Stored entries
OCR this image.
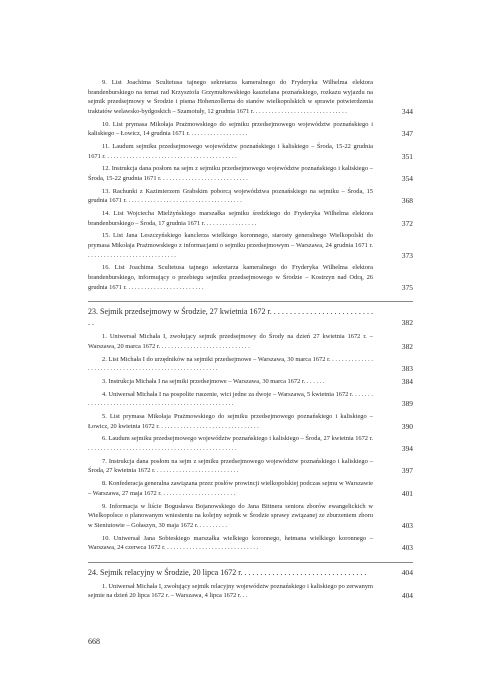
9. List Joachima Scultetusa tajnego sekretarza kameralnego do Fryderyka Wilhelma elektora brandenburskiego na temat rad Krzysztofa Grzymułtowskiego kasztelana poznańskiego, rozkazu wyjazdu na sejmik przedsejmowy w Środzie i pisma Hohenzollerna do stanów wielkopolskich w sprawie potwierdzenia traktatów welawsko-bydgoskich – Szamotuły, 12 grudnia 1671 r. . . . . . . . . . . . . . . . . . . . . . . . . . . . . .	344
10. List prymasa Mikołaja Prażmowskiego do sejmiku przedsejmowego województw poznańskiego i kaliskiego – Łowicz, 14 grudnia 1671 r. . . . . . . . . . . . . . . . . . .	347
11. Laudum sejmiku przedsejmowego województw poznańskiego i kaliskiego – Środa, 15-22 grudnia 1671 r. . . . . . . . . . . . . . . . . . . . . . . . . . . . . . . . . . . . . . . . . .	351
12. Instrukcja dana posłom na sejm z sejmiku przedsejmowego województw poznańskiego i kaliskiego – Środa, 15-22 grudnia 1671 r. . . . . . . . . . . . . . . . . . . . . . . . . . . .	354
13. Rachunki z Kazimierzem Grabskim poborcą województwa poznańskiego na sejmiku – Środa, 15 grudnia 1671 r. . . . . . . . . . . . . . . . . . . . . . . . . . . . . . . . . . . . .	368
14. List Wojciecha Mielżyńskiego marszałka sejmiku średzkiego do Fryderyka Wilhelma elektora brandenburskiego – Środa, 17 grudnia 1671 r. . . . . . . . . . . . . . . . .	372
15. List Jana Leszczyńskiego kanclerza wielkiego koronnego, starosty generalnego Wielkopolski do prymasa Mikołaja Prażmowskiego z informacjami o sejmiku przedsejmowym – Warszawa, 24 grudnia 1671 r. . . . . . . . . . . . . . . . . . . . . . . . . . . . .	373
16. List Joachima Scultetusa tajnego sekretarza kameralnego do Fryderyka Wilhelma elektora brandenburskiego, informujący o przebiegu sejmiku przedsejmowego w Środzie – Kostrzyn nad Odrą, 26 grudnia 1671 r. . . . . . . . . . . . . . . . . . . . . . . . .	375
23. Sejmik przedsejmowy w Środzie, 27 kwietnia 1672 r. . . . . . . . . . . . . . . . . . . . . . . . . . . .	382
1. Uniwersał Michała I, zwołujący sejmik przedsejmowy do Środy na dzień 27 kwietnia 1672 r. – Warszawa, 20 marca 1672 r. . . . . . . . . . . . . . . . . . . . . . . . . . . . .	382
2. List Michała I do urzędników na sejmiki przedsejmowe – Warszawa, 30 marca 1672 r. . . . . . . . . . . . . . . . . . . . . . . . . . . . . . . . . . . . . . . . . . . . . . . . . . . . . . .	383
3. Instrukcja Michała I na sejmiki przedsejmowe – Warszawa, 30 marca 1672 r. . . . . . .	384
4. Uniwersał Michała I na pospolite ruszenie, wici jedne za dwoje – Warszawa, 5 kwietnia 1672 r. . . . . . . . . . . . . . . . . . . . . . . . . . . . . . . . . . . . . . . . . . . . . . . . . . . . .	389
5. List prymasa Mikołaja Prażmowskiego do sejmiku przedsejmowego poznańskiego i kaliskiego – Łowicz, 20 kwietnia 1672 r. . . . . . . . . . . . . . . . . . . . . . . . . . . . . . . .	390
6. Laudum sejmiku przedsejmowego województw poznańskiego i kaliskiego – Środa, 27 kwietnia 1672 r. . . . . . . . . . . . . . . . . . . . . . . . . . . . . . . . . . . . . . . . . . . . . . . .	394
7. Instrukcja dana posłom na sejm z sejmiku przedsejmowego województw poznańskiego i kaliskiego – Środa, 27 kwietnia 1672 r. . . . . . . . . . . . . . . . . . . . . . . . . . .	397
8. Konfederacja generalna zawiązana przez posłów prowincji wielkopolskiej podczas sejmu w Warszawie – Warszawa, 27 maja 1672 r. . . . . . . . . . . . . . . . . . . . . . . .	401
9. Informacja w liście Bogusława Bojanowskiego do Jana Bittnera seniora zborów ewangelickich w Wielkopolsce o planowanym wniesieniu na kolejny sejmik w Środzie sprawy związanej ze zburzeniem zboru w Sieniutowie – Gołaszyn, 30 maja 1672 r. . . . . . . . . .	403
10. Uniwersał Jana Sobieskiego marszałka wielkiego koronnego, hetmana wielkiego koronnego – Warszawa, 24 czerwca 1672 r. . . . . . . . . . . . . . . . . . . . . . . . . . . . . .	403
24. Sejmik relacyjny w Środzie, 20 lipca 1672 r. . . . . . . . . . . . . . . . . . . . . . . . . . . . . . . .	404
1. Uniwersał Michała I, zwołujący sejmik relacyjny województw poznańskiego i kaliskiego po zerwanym sejmie na dzień 20 lipca 1672 r. – Warszawa, 4 lipca 1672 r. . .	404
668
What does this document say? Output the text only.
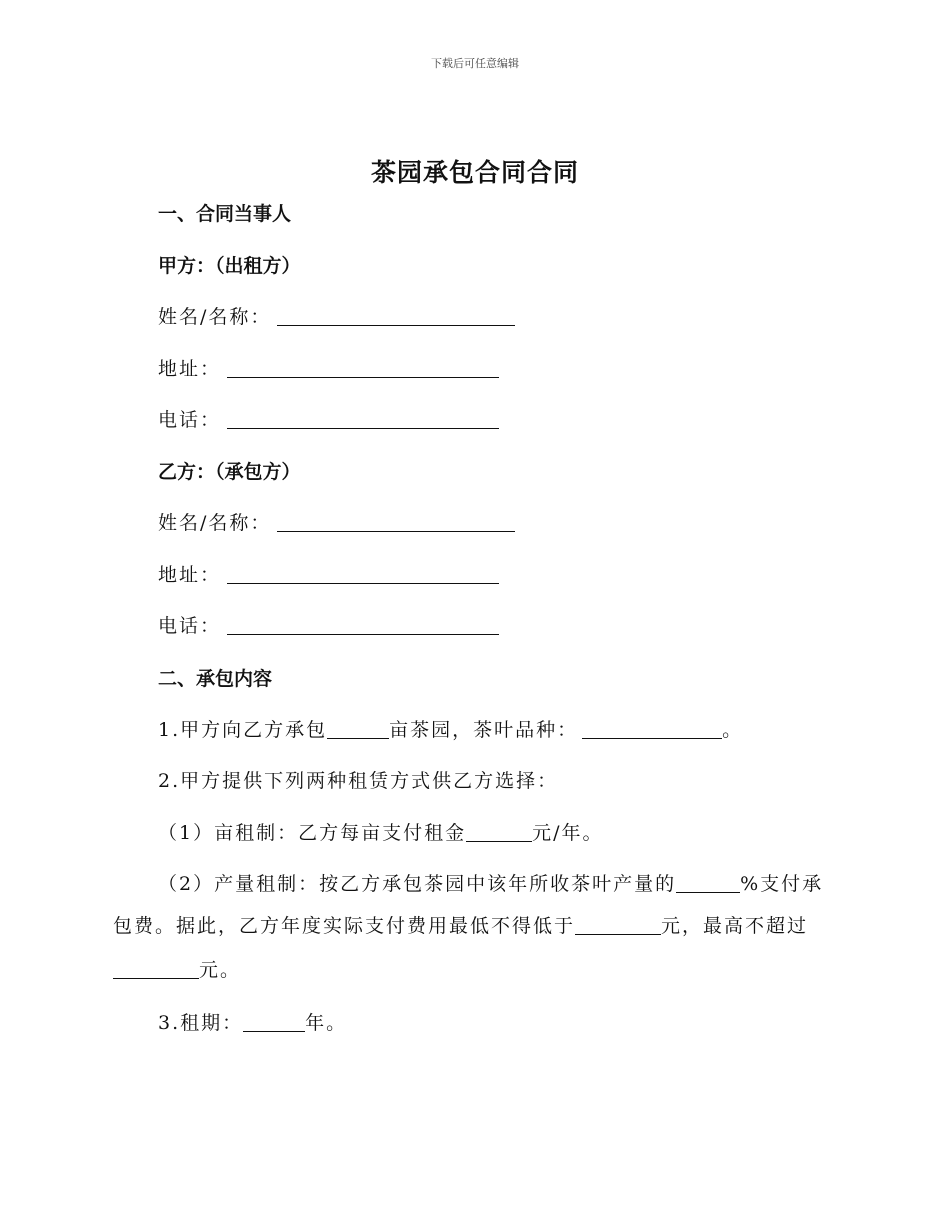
下载后可任意编辑
茶园承包合同合同
一、合同当事人
甲方：（出租方）
姓名/名称：
地址：
电话：
乙方：（承包方）
姓名/名称：
地址：
电话：
二、承包内容
1.甲方向乙方承包	亩茶园，茶叶品种：	。
2.甲方提供下列两种租赁方式供乙方选择：
（1）亩租制：乙方每亩支付租金	元/年。
（2）产量租制：按乙方承包茶园中该年所收茶叶产量的	%支付承
包费。据此，乙方年度实际支付费用最低不得低于	元，最高不超过
元。
3.租期：	年。
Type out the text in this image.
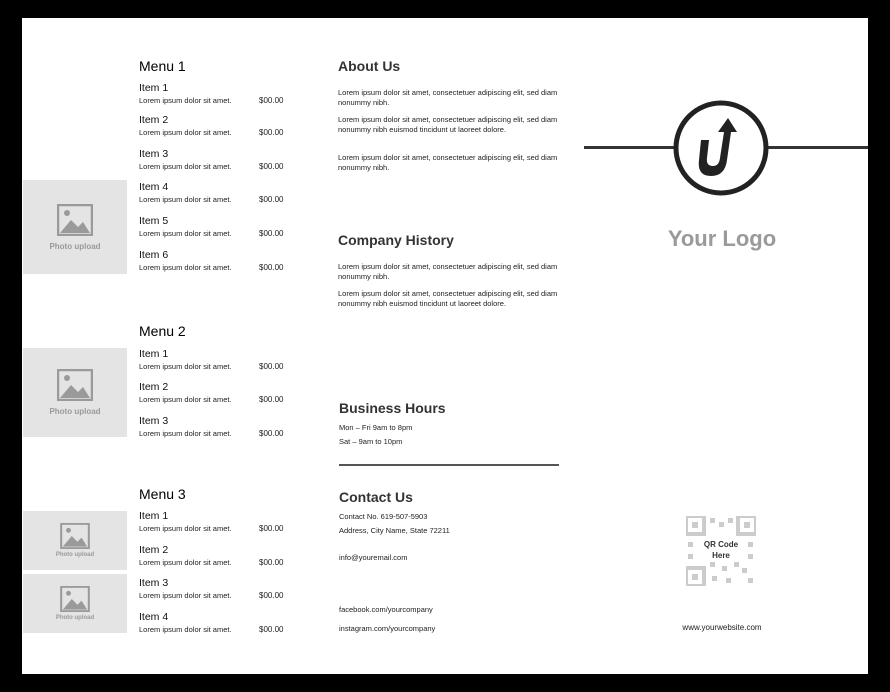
Photo upload
Photo upload
Photo upload
Photo upload
Menu 1
Item 1
Lorem ipsum dolor sit amet.	$00.00
Item 2
Lorem ipsum dolor sit amet.	$00.00
Item 3
Lorem ipsum dolor sit amet.	$00.00
Item 4
Lorem ipsum dolor sit amet.	$00.00
Item 5
Lorem ipsum dolor sit amet.	$00.00
Item 6
Lorem ipsum dolor sit amet.	$00.00
Menu 2
Item 1
Lorem ipsum dolor sit amet.	$00.00
Item 2
Lorem ipsum dolor sit amet.	$00.00
Item 3
Lorem ipsum dolor sit amet.	$00.00
Menu 3
Item 1
Lorem ipsum dolor sit amet.	$00.00
Item 2
Lorem ipsum dolor sit amet.	$00.00
Item 3
Lorem ipsum dolor sit amet.	$00.00
Item 4
Lorem ipsum dolor sit amet.	$00.00
About Us
Lorem ipsum dolor sit amet, consectetuer adipiscing elit, sed diam nonummy nibh.
Lorem ipsum dolor sit amet, consectetuer adipiscing elit, sed diam nonummy nibh euismod tincidunt ut laoreet dolore.
Lorem ipsum dolor sit amet, consectetuer adipiscing elit, sed diam nonummy nibh.
Company History
Lorem ipsum dolor sit amet, consectetuer adipiscing elit, sed diam nonummy nibh.
Lorem ipsum dolor sit amet, consectetuer adipiscing elit, sed diam nonummy nibh euismod tincidunt ut laoreet dolore.
Business Hours
Mon – Fri 9am to 8pm
Sat – 9am to 10pm
Contact Us
Contact No. 619-507-5903
Address, City Name, State 72211
info@youremail.com
facebook.com/yourcompany
instagram.com/yourcompany
Your Logo
QR Code
Here
www.yourwebsite.com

- _Short exercise_
Repeat each line of the records above exactly, but do not copy the pictures.

- _Output below_
OCR this image.
9. List Joachima Scultetusa tajnego sekretarza kameralnego do Fryderyka Wilhelma elektora brandenburskiego na temat rad Krzysztofa Grzymułtowskiego kasztelana poznańskiego, rozkazu wyjazdu na sejmik przedsejmowy w Środzie i pisma Hohenzollerna do stanów wielkopolskich w sprawie potwierdzenia traktatów welawsko-bydgoskich – Szamotuły, 12 grudnia 1671 r. . . . . . . . . . . . . . . . . . . . . . . . . . . . . .	344
10. List prymasa Mikołaja Prażmowskiego do sejmiku przedsejmowego województw poznańskiego i kaliskiego – Łowicz, 14 grudnia 1671 r. . . . . . . . . . . . . . . . . . .	347
11. Laudum sejmiku przedsejmowego województw poznańskiego i kaliskiego – Środa, 15-22 grudnia 1671 r. . . . . . . . . . . . . . . . . . . . . . . . . . . . . . . . . . . . . . . . . .	351
12. Instrukcja dana posłom na sejm z sejmiku przedsejmowego województw poznańskiego i kaliskiego – Środa, 15-22 grudnia 1671 r. . . . . . . . . . . . . . . . . . . . . . . . . . . .	354
13. Rachunki z Kazimierzem Grabskim poborcą województwa poznańskiego na sejmiku – Środa, 15 grudnia 1671 r. . . . . . . . . . . . . . . . . . . . . . . . . . . . . . . . . . . . .	368
14. List Wojciecha Mielżyńskiego marszałka sejmiku średzkiego do Fryderyka Wilhelma elektora brandenburskiego – Środa, 17 grudnia 1671 r. . . . . . . . . . . . . . . . .	372
15. List Jana Leszczyńskiego kanclerza wielkiego koronnego, starosty generalnego Wielkopolski do prymasa Mikołaja Prażmowskiego z informacjami o sejmiku przedsejmowym – Warszawa, 24 grudnia 1671 r. . . . . . . . . . . . . . . . . . . . . . . . . . . . .	373
16. List Joachima Scultetusa tajnego sekretarza kameralnego do Fryderyka Wilhelma elektora brandenburskiego, informujący o przebiegu sejmiku przedsejmowego w Środzie – Kostrzyn nad Odrą, 26 grudnia 1671 r. . . . . . . . . . . . . . . . . . . . . . . . .	375
23. Sejmik przedsejmowy w Środzie, 27 kwietnia 1672 r. . . . . . . . . . . . . . . . . . . . . . . . . . . .	382
1. Uniwersał Michała I, zwołujący sejmik przedsejmowy do Środy na dzień 27 kwietnia 1672 r. – Warszawa, 20 marca 1672 r. . . . . . . . . . . . . . . . . . . . . . . . . . . . .	382
2. List Michała I do urzędników na sejmiki przedsejmowe – Warszawa, 30 marca 1672 r. . . . . . . . . . . . . . . . . . . . . . . . . . . . . . . . . . . . . . . . . . . . . . . . . . . . . . .	383
3. Instrukcja Michała I na sejmiki przedsejmowe – Warszawa, 30 marca 1672 r. . . . . . .	384
4. Uniwersał Michała I na pospolite ruszenie, wici jedne za dwoje – Warszawa, 5 kwietnia 1672 r. . . . . . . . . . . . . . . . . . . . . . . . . . . . . . . . . . . . . . . . . . . . . . . . . . . . .	389
5. List prymasa Mikołaja Prażmowskiego do sejmiku przedsejmowego poznańskiego i kaliskiego – Łowicz, 20 kwietnia 1672 r. . . . . . . . . . . . . . . . . . . . . . . . . . . . . . . .	390
6. Laudum sejmiku przedsejmowego województw poznańskiego i kaliskiego – Środa, 27 kwietnia 1672 r. . . . . . . . . . . . . . . . . . . . . . . . . . . . . . . . . . . . . . . . . . . . . . . .	394
7. Instrukcja dana posłom na sejm z sejmiku przedsejmowego województw poznańskiego i kaliskiego – Środa, 27 kwietnia 1672 r. . . . . . . . . . . . . . . . . . . . . . . . . . .	397
8. Konfederacja generalna zawiązana przez posłów prowincji wielkopolskiej podczas sejmu w Warszawie – Warszawa, 27 maja 1672 r. . . . . . . . . . . . . . . . . . . . . . . .	401
9. Informacja w liście Bogusława Bojanowskiego do Jana Bittnera seniora zborów ewangelickich w Wielkopolsce o planowanym wniesieniu na kolejny sejmik w Środzie sprawy związanej ze zburzeniem zboru w Sieniutowie – Gołaszyn, 30 maja 1672 r. . . . . . . . . .	403
10. Uniwersał Jana Sobieskiego marszałka wielkiego koronnego, hetmana wielkiego koronnego – Warszawa, 24 czerwca 1672 r. . . . . . . . . . . . . . . . . . . . . . . . . . . . . .	403
24. Sejmik relacyjny w Środzie, 20 lipca 1672 r. . . . . . . . . . . . . . . . . . . . . . . . . . . . . . . .	404
1. Uniwersał Michała I, zwołujący sejmik relacyjny województw poznańskiego i kaliskiego po zerwanym sejmie na dzień 20 lipca 1672 r. – Warszawa, 4 lipca 1672 r. . .	404
668
What does this document say? Output the text only.
下载后可任意编辑
茶园承包合同合同
一、合同当事人
甲方：（出租方）
姓名/名称：
地址：
电话：
乙方：（承包方）
姓名/名称：
地址：
电话：
二、承包内容
1.甲方向乙方承包	亩茶园，茶叶品种：	。
2.甲方提供下列两种租赁方式供乙方选择：
（1）亩租制：乙方每亩支付租金	元/年。
（2）产量租制：按乙方承包茶园中该年所收茶叶产量的	%支付承
包费。据此，乙方年度实际支付费用最低不得低于	元，最高不超过
元。
3.租期：	年。
Type out the text in this image.
Photo upload
Photo upload
Photo upload
Photo upload
Menu 1
Item 1
Lorem ipsum dolor sit amet.	$00.00
Item 2
Lorem ipsum dolor sit amet.	$00.00
Item 3
Lorem ipsum dolor sit amet.	$00.00
Item 4
Lorem ipsum dolor sit amet.	$00.00
Item 5
Lorem ipsum dolor sit amet.	$00.00
Item 6
Lorem ipsum dolor sit amet.	$00.00
Menu 2
Item 1
Lorem ipsum dolor sit amet.	$00.00
Item 2
Lorem ipsum dolor sit amet.	$00.00
Item 3
Lorem ipsum dolor sit amet.	$00.00
Menu 3
Item 1
Lorem ipsum dolor sit amet.	$00.00
Item 2
Lorem ipsum dolor sit amet.	$00.00
Item 3
Lorem ipsum dolor sit amet.	$00.00
Item 4
Lorem ipsum dolor sit amet.	$00.00
About Us
Lorem ipsum dolor sit amet, consectetuer adipiscing elit, sed diam nonummy nibh.
Lorem ipsum dolor sit amet, consectetuer adipiscing elit, sed diam nonummy nibh euismod tincidunt ut laoreet dolore.
Lorem ipsum dolor sit amet, consectetuer adipiscing elit, sed diam nonummy nibh.
Company History
Lorem ipsum dolor sit amet, consectetuer adipiscing elit, sed diam nonummy nibh.
Lorem ipsum dolor sit amet, consectetuer adipiscing elit, sed diam nonummy nibh euismod tincidunt ut laoreet dolore.
Business Hours
Mon – Fri 9am to 8pm
Sat – 9am to 10pm
Contact Us
Contact No. 619-507-5903
Address, City Name, State 72211
info@youremail.com
facebook.com/yourcompany
instagram.com/yourcompany
Your Logo
QR Code
Here
www.yourwebsite.com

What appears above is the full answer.